# Data excerpts

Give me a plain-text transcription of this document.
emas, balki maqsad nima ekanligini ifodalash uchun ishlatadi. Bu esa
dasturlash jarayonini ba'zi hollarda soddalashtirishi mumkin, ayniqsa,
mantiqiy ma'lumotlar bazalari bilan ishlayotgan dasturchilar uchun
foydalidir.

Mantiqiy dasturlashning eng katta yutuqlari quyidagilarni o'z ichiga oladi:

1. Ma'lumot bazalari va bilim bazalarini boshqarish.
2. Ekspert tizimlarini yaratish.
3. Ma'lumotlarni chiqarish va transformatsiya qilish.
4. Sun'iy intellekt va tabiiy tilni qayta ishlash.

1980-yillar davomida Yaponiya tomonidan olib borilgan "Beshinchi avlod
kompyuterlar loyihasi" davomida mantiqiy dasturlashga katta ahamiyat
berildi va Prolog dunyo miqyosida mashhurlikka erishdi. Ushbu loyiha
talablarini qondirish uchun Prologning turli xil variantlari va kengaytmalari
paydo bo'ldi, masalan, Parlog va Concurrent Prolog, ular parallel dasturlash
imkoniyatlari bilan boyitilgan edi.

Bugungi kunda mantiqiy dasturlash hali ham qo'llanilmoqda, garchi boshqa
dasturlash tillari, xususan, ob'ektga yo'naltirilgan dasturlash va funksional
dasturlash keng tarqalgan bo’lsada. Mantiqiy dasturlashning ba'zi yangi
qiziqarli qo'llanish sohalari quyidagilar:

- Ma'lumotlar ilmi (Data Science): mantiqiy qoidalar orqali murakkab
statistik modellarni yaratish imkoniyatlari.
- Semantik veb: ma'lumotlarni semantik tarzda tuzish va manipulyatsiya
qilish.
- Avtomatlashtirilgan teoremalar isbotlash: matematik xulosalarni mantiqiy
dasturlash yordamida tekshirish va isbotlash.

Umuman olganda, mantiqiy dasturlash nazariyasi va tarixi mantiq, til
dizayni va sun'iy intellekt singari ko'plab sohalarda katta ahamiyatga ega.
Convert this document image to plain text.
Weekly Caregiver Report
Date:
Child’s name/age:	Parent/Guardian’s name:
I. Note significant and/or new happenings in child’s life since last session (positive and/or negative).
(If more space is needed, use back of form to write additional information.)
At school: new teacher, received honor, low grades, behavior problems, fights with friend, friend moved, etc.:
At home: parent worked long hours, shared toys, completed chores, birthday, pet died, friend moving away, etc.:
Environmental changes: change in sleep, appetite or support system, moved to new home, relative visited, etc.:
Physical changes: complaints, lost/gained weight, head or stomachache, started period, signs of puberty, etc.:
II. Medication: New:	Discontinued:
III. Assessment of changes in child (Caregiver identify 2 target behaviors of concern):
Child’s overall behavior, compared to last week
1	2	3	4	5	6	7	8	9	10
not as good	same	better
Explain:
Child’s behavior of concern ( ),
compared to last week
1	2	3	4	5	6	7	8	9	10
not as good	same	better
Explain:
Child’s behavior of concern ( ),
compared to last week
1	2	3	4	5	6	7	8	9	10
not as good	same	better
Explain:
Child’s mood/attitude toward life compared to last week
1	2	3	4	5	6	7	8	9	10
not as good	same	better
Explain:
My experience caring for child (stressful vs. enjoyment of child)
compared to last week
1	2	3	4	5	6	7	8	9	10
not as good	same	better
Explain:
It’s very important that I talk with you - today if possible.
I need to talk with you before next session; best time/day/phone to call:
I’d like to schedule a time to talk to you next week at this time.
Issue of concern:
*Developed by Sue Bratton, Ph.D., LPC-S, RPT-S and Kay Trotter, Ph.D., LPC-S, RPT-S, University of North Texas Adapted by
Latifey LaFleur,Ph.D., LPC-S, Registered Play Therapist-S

# What the task asks
Repeat the material above in full, exactly as it stands.

# Correct result
Give me a plain-text transcription of this document.
emas, balki maqsad nima ekanligini ifodalash uchun ishlatadi. Bu esa
dasturlash jarayonini ba'zi hollarda soddalashtirishi mumkin, ayniqsa,
mantiqiy ma'lumotlar bazalari bilan ishlayotgan dasturchilar uchun
foydalidir.

Mantiqiy dasturlashning eng katta yutuqlari quyidagilarni o'z ichiga oladi:

1. Ma'lumot bazalari va bilim bazalarini boshqarish.
2. Ekspert tizimlarini yaratish.
3. Ma'lumotlarni chiqarish va transformatsiya qilish.
4. Sun'iy intellekt va tabiiy tilni qayta ishlash.

1980-yillar davomida Yaponiya tomonidan olib borilgan "Beshinchi avlod
kompyuterlar loyihasi" davomida mantiqiy dasturlashga katta ahamiyat
berildi va Prolog dunyo miqyosida mashhurlikka erishdi. Ushbu loyiha
talablarini qondirish uchun Prologning turli xil variantlari va kengaytmalari
paydo bo'ldi, masalan, Parlog va Concurrent Prolog, ular parallel dasturlash
imkoniyatlari bilan boyitilgan edi.

Bugungi kunda mantiqiy dasturlash hali ham qo'llanilmoqda, garchi boshqa
dasturlash tillari, xususan, ob'ektga yo'naltirilgan dasturlash va funksional
dasturlash keng tarqalgan bo’lsada. Mantiqiy dasturlashning ba'zi yangi
qiziqarli qo'llanish sohalari quyidagilar:

- Ma'lumotlar ilmi (Data Science): mantiqiy qoidalar orqali murakkab
statistik modellarni yaratish imkoniyatlari.
- Semantik veb: ma'lumotlarni semantik tarzda tuzish va manipulyatsiya
qilish.
- Avtomatlashtirilgan teoremalar isbotlash: matematik xulosalarni mantiqiy
dasturlash yordamida tekshirish va isbotlash.

Umuman olganda, mantiqiy dasturlash nazariyasi va tarixi mantiq, til
dizayni va sun'iy intellekt singari ko'plab sohalarda katta ahamiyatga ega.
Convert this document image to plain text.
Weekly Caregiver Report
Date:
Child’s name/age:	Parent/Guardian’s name:
I. Note significant and/or new happenings in child’s life since last session (positive and/or negative).
(If more space is needed, use back of form to write additional information.)
At school: new teacher, received honor, low grades, behavior problems, fights with friend, friend moved, etc.:
At home: parent worked long hours, shared toys, completed chores, birthday, pet died, friend moving away, etc.:
Environmental changes: change in sleep, appetite or support system, moved to new home, relative visited, etc.:
Physical changes: complaints, lost/gained weight, head or stomachache, started period, signs of puberty, etc.:
II. Medication: New:	Discontinued:
III. Assessment of changes in child (Caregiver identify 2 target behaviors of concern):
Child’s overall behavior, compared to last week
1	2	3	4	5	6	7	8	9	10
not as good	same	better
Explain:
Child’s behavior of concern ( ),
compared to last week
1	2	3	4	5	6	7	8	9	10
not as good	same	better
Explain:
Child’s behavior of concern ( ),
compared to last week
1	2	3	4	5	6	7	8	9	10
not as good	same	better
Explain:
Child’s mood/attitude toward life compared to last week
1	2	3	4	5	6	7	8	9	10
not as good	same	better
Explain:
My experience caring for child (stressful vs. enjoyment of child)
compared to last week
1	2	3	4	5	6	7	8	9	10
not as good	same	better
Explain:
It’s very important that I talk with you - today if possible.
I need to talk with you before next session; best time/day/phone to call:
I’d like to schedule a time to talk to you next week at this time.
Issue of concern:
*Developed by Sue Bratton, Ph.D., LPC-S, RPT-S and Kay Trotter, Ph.D., LPC-S, RPT-S, University of North Texas Adapted by
Latifey LaFleur,Ph.D., LPC-S, Registered Play Therapist-S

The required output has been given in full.